Raw data:
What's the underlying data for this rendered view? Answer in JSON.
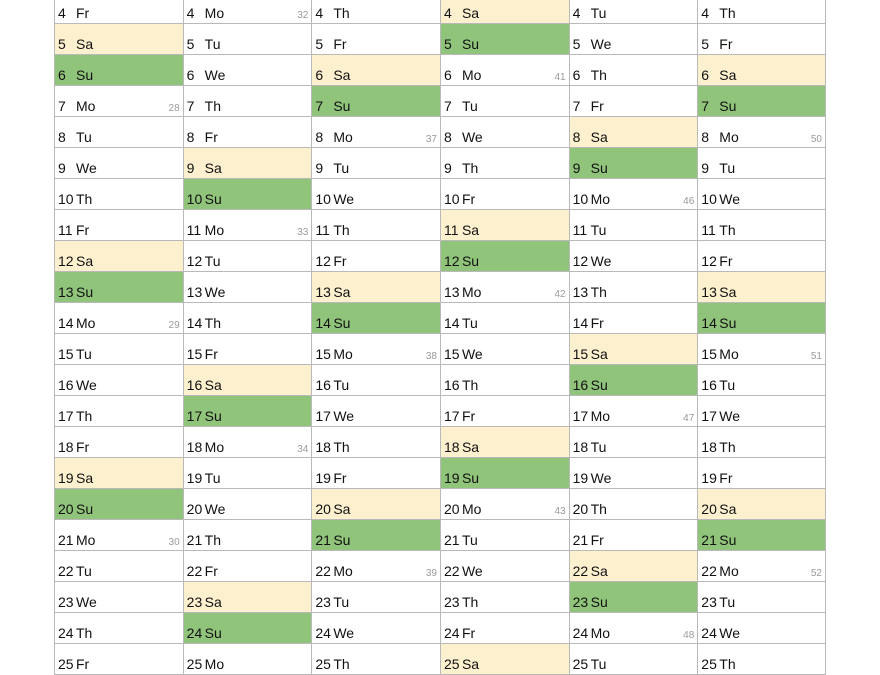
{
  "colors": {
    "saturday": "#fdf0cf",
    "sunday": "#91c47b",
    "grid": "#b9b9b9"
  },
  "rows": [
    [
      {
        "d": "4",
        "n": "Fr"
      },
      {
        "d": "4",
        "n": "Mo",
        "w": "32"
      },
      {
        "d": "4",
        "n": "Th"
      },
      {
        "d": "4",
        "n": "Sa"
      },
      {
        "d": "4",
        "n": "Tu"
      },
      {
        "d": "4",
        "n": "Th"
      }
    ],
    [
      {
        "d": "5",
        "n": "Sa"
      },
      {
        "d": "5",
        "n": "Tu"
      },
      {
        "d": "5",
        "n": "Fr"
      },
      {
        "d": "5",
        "n": "Su"
      },
      {
        "d": "5",
        "n": "We"
      },
      {
        "d": "5",
        "n": "Fr"
      }
    ],
    [
      {
        "d": "6",
        "n": "Su"
      },
      {
        "d": "6",
        "n": "We"
      },
      {
        "d": "6",
        "n": "Sa"
      },
      {
        "d": "6",
        "n": "Mo",
        "w": "41"
      },
      {
        "d": "6",
        "n": "Th"
      },
      {
        "d": "6",
        "n": "Sa"
      }
    ],
    [
      {
        "d": "7",
        "n": "Mo",
        "w": "28"
      },
      {
        "d": "7",
        "n": "Th"
      },
      {
        "d": "7",
        "n": "Su"
      },
      {
        "d": "7",
        "n": "Tu"
      },
      {
        "d": "7",
        "n": "Fr"
      },
      {
        "d": "7",
        "n": "Su"
      }
    ],
    [
      {
        "d": "8",
        "n": "Tu"
      },
      {
        "d": "8",
        "n": "Fr"
      },
      {
        "d": "8",
        "n": "Mo",
        "w": "37"
      },
      {
        "d": "8",
        "n": "We"
      },
      {
        "d": "8",
        "n": "Sa"
      },
      {
        "d": "8",
        "n": "Mo",
        "w": "50"
      }
    ],
    [
      {
        "d": "9",
        "n": "We"
      },
      {
        "d": "9",
        "n": "Sa"
      },
      {
        "d": "9",
        "n": "Tu"
      },
      {
        "d": "9",
        "n": "Th"
      },
      {
        "d": "9",
        "n": "Su"
      },
      {
        "d": "9",
        "n": "Tu"
      }
    ],
    [
      {
        "d": "10",
        "n": "Th"
      },
      {
        "d": "10",
        "n": "Su"
      },
      {
        "d": "10",
        "n": "We"
      },
      {
        "d": "10",
        "n": "Fr"
      },
      {
        "d": "10",
        "n": "Mo",
        "w": "46"
      },
      {
        "d": "10",
        "n": "We"
      }
    ],
    [
      {
        "d": "11",
        "n": "Fr"
      },
      {
        "d": "11",
        "n": "Mo",
        "w": "33"
      },
      {
        "d": "11",
        "n": "Th"
      },
      {
        "d": "11",
        "n": "Sa"
      },
      {
        "d": "11",
        "n": "Tu"
      },
      {
        "d": "11",
        "n": "Th"
      }
    ],
    [
      {
        "d": "12",
        "n": "Sa"
      },
      {
        "d": "12",
        "n": "Tu"
      },
      {
        "d": "12",
        "n": "Fr"
      },
      {
        "d": "12",
        "n": "Su"
      },
      {
        "d": "12",
        "n": "We"
      },
      {
        "d": "12",
        "n": "Fr"
      }
    ],
    [
      {
        "d": "13",
        "n": "Su"
      },
      {
        "d": "13",
        "n": "We"
      },
      {
        "d": "13",
        "n": "Sa"
      },
      {
        "d": "13",
        "n": "Mo",
        "w": "42"
      },
      {
        "d": "13",
        "n": "Th"
      },
      {
        "d": "13",
        "n": "Sa"
      }
    ],
    [
      {
        "d": "14",
        "n": "Mo",
        "w": "29"
      },
      {
        "d": "14",
        "n": "Th"
      },
      {
        "d": "14",
        "n": "Su"
      },
      {
        "d": "14",
        "n": "Tu"
      },
      {
        "d": "14",
        "n": "Fr"
      },
      {
        "d": "14",
        "n": "Su"
      }
    ],
    [
      {
        "d": "15",
        "n": "Tu"
      },
      {
        "d": "15",
        "n": "Fr"
      },
      {
        "d": "15",
        "n": "Mo",
        "w": "38"
      },
      {
        "d": "15",
        "n": "We"
      },
      {
        "d": "15",
        "n": "Sa"
      },
      {
        "d": "15",
        "n": "Mo",
        "w": "51"
      }
    ],
    [
      {
        "d": "16",
        "n": "We"
      },
      {
        "d": "16",
        "n": "Sa"
      },
      {
        "d": "16",
        "n": "Tu"
      },
      {
        "d": "16",
        "n": "Th"
      },
      {
        "d": "16",
        "n": "Su"
      },
      {
        "d": "16",
        "n": "Tu"
      }
    ],
    [
      {
        "d": "17",
        "n": "Th"
      },
      {
        "d": "17",
        "n": "Su"
      },
      {
        "d": "17",
        "n": "We"
      },
      {
        "d": "17",
        "n": "Fr"
      },
      {
        "d": "17",
        "n": "Mo",
        "w": "47"
      },
      {
        "d": "17",
        "n": "We"
      }
    ],
    [
      {
        "d": "18",
        "n": "Fr"
      },
      {
        "d": "18",
        "n": "Mo",
        "w": "34"
      },
      {
        "d": "18",
        "n": "Th"
      },
      {
        "d": "18",
        "n": "Sa"
      },
      {
        "d": "18",
        "n": "Tu"
      },
      {
        "d": "18",
        "n": "Th"
      }
    ],
    [
      {
        "d": "19",
        "n": "Sa"
      },
      {
        "d": "19",
        "n": "Tu"
      },
      {
        "d": "19",
        "n": "Fr"
      },
      {
        "d": "19",
        "n": "Su"
      },
      {
        "d": "19",
        "n": "We"
      },
      {
        "d": "19",
        "n": "Fr"
      }
    ],
    [
      {
        "d": "20",
        "n": "Su"
      },
      {
        "d": "20",
        "n": "We"
      },
      {
        "d": "20",
        "n": "Sa"
      },
      {
        "d": "20",
        "n": "Mo",
        "w": "43"
      },
      {
        "d": "20",
        "n": "Th"
      },
      {
        "d": "20",
        "n": "Sa"
      }
    ],
    [
      {
        "d": "21",
        "n": "Mo",
        "w": "30"
      },
      {
        "d": "21",
        "n": "Th"
      },
      {
        "d": "21",
        "n": "Su"
      },
      {
        "d": "21",
        "n": "Tu"
      },
      {
        "d": "21",
        "n": "Fr"
      },
      {
        "d": "21",
        "n": "Su"
      }
    ],
    [
      {
        "d": "22",
        "n": "Tu"
      },
      {
        "d": "22",
        "n": "Fr"
      },
      {
        "d": "22",
        "n": "Mo",
        "w": "39"
      },
      {
        "d": "22",
        "n": "We"
      },
      {
        "d": "22",
        "n": "Sa"
      },
      {
        "d": "22",
        "n": "Mo",
        "w": "52"
      }
    ],
    [
      {
        "d": "23",
        "n": "We"
      },
      {
        "d": "23",
        "n": "Sa"
      },
      {
        "d": "23",
        "n": "Tu"
      },
      {
        "d": "23",
        "n": "Th"
      },
      {
        "d": "23",
        "n": "Su"
      },
      {
        "d": "23",
        "n": "Tu"
      }
    ],
    [
      {
        "d": "24",
        "n": "Th"
      },
      {
        "d": "24",
        "n": "Su"
      },
      {
        "d": "24",
        "n": "We"
      },
      {
        "d": "24",
        "n": "Fr"
      },
      {
        "d": "24",
        "n": "Mo",
        "w": "48"
      },
      {
        "d": "24",
        "n": "We"
      }
    ],
    [
      {
        "d": "25",
        "n": "Fr"
      },
      {
        "d": "25",
        "n": "Mo"
      },
      {
        "d": "25",
        "n": "Th"
      },
      {
        "d": "25",
        "n": "Sa"
      },
      {
        "d": "25",
        "n": "Tu"
      },
      {
        "d": "25",
        "n": "Th"
      }
    ]
  ]
}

Problem to work on: All entries must be written out again exactly as given, with no pictures in the copy.

Task answer:
What's the underlying data for this rendered view? Answer in JSON.
{
  "colors": {
    "saturday": "#fdf0cf",
    "sunday": "#91c47b",
    "grid": "#b9b9b9"
  },
  "rows": [
    [
      {
        "d": "4",
        "n": "Fr"
      },
      {
        "d": "4",
        "n": "Mo",
        "w": "32"
      },
      {
        "d": "4",
        "n": "Th"
      },
      {
        "d": "4",
        "n": "Sa"
      },
      {
        "d": "4",
        "n": "Tu"
      },
      {
        "d": "4",
        "n": "Th"
      }
    ],
    [
      {
        "d": "5",
        "n": "Sa"
      },
      {
        "d": "5",
        "n": "Tu"
      },
      {
        "d": "5",
        "n": "Fr"
      },
      {
        "d": "5",
        "n": "Su"
      },
      {
        "d": "5",
        "n": "We"
      },
      {
        "d": "5",
        "n": "Fr"
      }
    ],
    [
      {
        "d": "6",
        "n": "Su"
      },
      {
        "d": "6",
        "n": "We"
      },
      {
        "d": "6",
        "n": "Sa"
      },
      {
        "d": "6",
        "n": "Mo",
        "w": "41"
      },
      {
        "d": "6",
        "n": "Th"
      },
      {
        "d": "6",
        "n": "Sa"
      }
    ],
    [
      {
        "d": "7",
        "n": "Mo",
        "w": "28"
      },
      {
        "d": "7",
        "n": "Th"
      },
      {
        "d": "7",
        "n": "Su"
      },
      {
        "d": "7",
        "n": "Tu"
      },
      {
        "d": "7",
        "n": "Fr"
      },
      {
        "d": "7",
        "n": "Su"
      }
    ],
    [
      {
        "d": "8",
        "n": "Tu"
      },
      {
        "d": "8",
        "n": "Fr"
      },
      {
        "d": "8",
        "n": "Mo",
        "w": "37"
      },
      {
        "d": "8",
        "n": "We"
      },
      {
        "d": "8",
        "n": "Sa"
      },
      {
        "d": "8",
        "n": "Mo",
        "w": "50"
      }
    ],
    [
      {
        "d": "9",
        "n": "We"
      },
      {
        "d": "9",
        "n": "Sa"
      },
      {
        "d": "9",
        "n": "Tu"
      },
      {
        "d": "9",
        "n": "Th"
      },
      {
        "d": "9",
        "n": "Su"
      },
      {
        "d": "9",
        "n": "Tu"
      }
    ],
    [
      {
        "d": "10",
        "n": "Th"
      },
      {
        "d": "10",
        "n": "Su"
      },
      {
        "d": "10",
        "n": "We"
      },
      {
        "d": "10",
        "n": "Fr"
      },
      {
        "d": "10",
        "n": "Mo",
        "w": "46"
      },
      {
        "d": "10",
        "n": "We"
      }
    ],
    [
      {
        "d": "11",
        "n": "Fr"
      },
      {
        "d": "11",
        "n": "Mo",
        "w": "33"
      },
      {
        "d": "11",
        "n": "Th"
      },
      {
        "d": "11",
        "n": "Sa"
      },
      {
        "d": "11",
        "n": "Tu"
      },
      {
        "d": "11",
        "n": "Th"
      }
    ],
    [
      {
        "d": "12",
        "n": "Sa"
      },
      {
        "d": "12",
        "n": "Tu"
      },
      {
        "d": "12",
        "n": "Fr"
      },
      {
        "d": "12",
        "n": "Su"
      },
      {
        "d": "12",
        "n": "We"
      },
      {
        "d": "12",
        "n": "Fr"
      }
    ],
    [
      {
        "d": "13",
        "n": "Su"
      },
      {
        "d": "13",
        "n": "We"
      },
      {
        "d": "13",
        "n": "Sa"
      },
      {
        "d": "13",
        "n": "Mo",
        "w": "42"
      },
      {
        "d": "13",
        "n": "Th"
      },
      {
        "d": "13",
        "n": "Sa"
      }
    ],
    [
      {
        "d": "14",
        "n": "Mo",
        "w": "29"
      },
      {
        "d": "14",
        "n": "Th"
      },
      {
        "d": "14",
        "n": "Su"
      },
      {
        "d": "14",
        "n": "Tu"
      },
      {
        "d": "14",
        "n": "Fr"
      },
      {
        "d": "14",
        "n": "Su"
      }
    ],
    [
      {
        "d": "15",
        "n": "Tu"
      },
      {
        "d": "15",
        "n": "Fr"
      },
      {
        "d": "15",
        "n": "Mo",
        "w": "38"
      },
      {
        "d": "15",
        "n": "We"
      },
      {
        "d": "15",
        "n": "Sa"
      },
      {
        "d": "15",
        "n": "Mo",
        "w": "51"
      }
    ],
    [
      {
        "d": "16",
        "n": "We"
      },
      {
        "d": "16",
        "n": "Sa"
      },
      {
        "d": "16",
        "n": "Tu"
      },
      {
        "d": "16",
        "n": "Th"
      },
      {
        "d": "16",
        "n": "Su"
      },
      {
        "d": "16",
        "n": "Tu"
      }
    ],
    [
      {
        "d": "17",
        "n": "Th"
      },
      {
        "d": "17",
        "n": "Su"
      },
      {
        "d": "17",
        "n": "We"
      },
      {
        "d": "17",
        "n": "Fr"
      },
      {
        "d": "17",
        "n": "Mo",
        "w": "47"
      },
      {
        "d": "17",
        "n": "We"
      }
    ],
    [
      {
        "d": "18",
        "n": "Fr"
      },
      {
        "d": "18",
        "n": "Mo",
        "w": "34"
      },
      {
        "d": "18",
        "n": "Th"
      },
      {
        "d": "18",
        "n": "Sa"
      },
      {
        "d": "18",
        "n": "Tu"
      },
      {
        "d": "18",
        "n": "Th"
      }
    ],
    [
      {
        "d": "19",
        "n": "Sa"
      },
      {
        "d": "19",
        "n": "Tu"
      },
      {
        "d": "19",
        "n": "Fr"
      },
      {
        "d": "19",
        "n": "Su"
      },
      {
        "d": "19",
        "n": "We"
      },
      {
        "d": "19",
        "n": "Fr"
      }
    ],
    [
      {
        "d": "20",
        "n": "Su"
      },
      {
        "d": "20",
        "n": "We"
      },
      {
        "d": "20",
        "n": "Sa"
      },
      {
        "d": "20",
        "n": "Mo",
        "w": "43"
      },
      {
        "d": "20",
        "n": "Th"
      },
      {
        "d": "20",
        "n": "Sa"
      }
    ],
    [
      {
        "d": "21",
        "n": "Mo",
        "w": "30"
      },
      {
        "d": "21",
        "n": "Th"
      },
      {
        "d": "21",
        "n": "Su"
      },
      {
        "d": "21",
        "n": "Tu"
      },
      {
        "d": "21",
        "n": "Fr"
      },
      {
        "d": "21",
        "n": "Su"
      }
    ],
    [
      {
        "d": "22",
        "n": "Tu"
      },
      {
        "d": "22",
        "n": "Fr"
      },
      {
        "d": "22",
        "n": "Mo",
        "w": "39"
      },
      {
        "d": "22",
        "n": "We"
      },
      {
        "d": "22",
        "n": "Sa"
      },
      {
        "d": "22",
        "n": "Mo",
        "w": "52"
      }
    ],
    [
      {
        "d": "23",
        "n": "We"
      },
      {
        "d": "23",
        "n": "Sa"
      },
      {
        "d": "23",
        "n": "Tu"
      },
      {
        "d": "23",
        "n": "Th"
      },
      {
        "d": "23",
        "n": "Su"
      },
      {
        "d": "23",
        "n": "Tu"
      }
    ],
    [
      {
        "d": "24",
        "n": "Th"
      },
      {
        "d": "24",
        "n": "Su"
      },
      {
        "d": "24",
        "n": "We"
      },
      {
        "d": "24",
        "n": "Fr"
      },
      {
        "d": "24",
        "n": "Mo",
        "w": "48"
      },
      {
        "d": "24",
        "n": "We"
      }
    ],
    [
      {
        "d": "25",
        "n": "Fr"
      },
      {
        "d": "25",
        "n": "Mo"
      },
      {
        "d": "25",
        "n": "Th"
      },
      {
        "d": "25",
        "n": "Sa"
      },
      {
        "d": "25",
        "n": "Tu"
      },
      {
        "d": "25",
        "n": "Th"
      }
    ]
  ]
}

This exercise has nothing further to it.